Excerpted records =
━━━━━━━━
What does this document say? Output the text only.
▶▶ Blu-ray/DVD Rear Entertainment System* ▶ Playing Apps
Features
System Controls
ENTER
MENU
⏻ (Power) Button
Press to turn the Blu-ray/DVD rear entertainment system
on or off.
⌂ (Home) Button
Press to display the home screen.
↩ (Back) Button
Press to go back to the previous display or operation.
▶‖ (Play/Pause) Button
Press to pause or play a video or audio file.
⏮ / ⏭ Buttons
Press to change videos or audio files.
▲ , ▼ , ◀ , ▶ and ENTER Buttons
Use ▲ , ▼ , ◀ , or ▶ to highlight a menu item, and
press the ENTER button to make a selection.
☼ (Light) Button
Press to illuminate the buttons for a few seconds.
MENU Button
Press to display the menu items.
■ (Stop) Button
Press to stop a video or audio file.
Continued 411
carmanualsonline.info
━━━━━━━━
Problem details = Find the word "display" in the material, then list each line that holds it.

Written response =
Press to display the home screen.
Press to go back to the previous display or operation.
Press to display the menu items.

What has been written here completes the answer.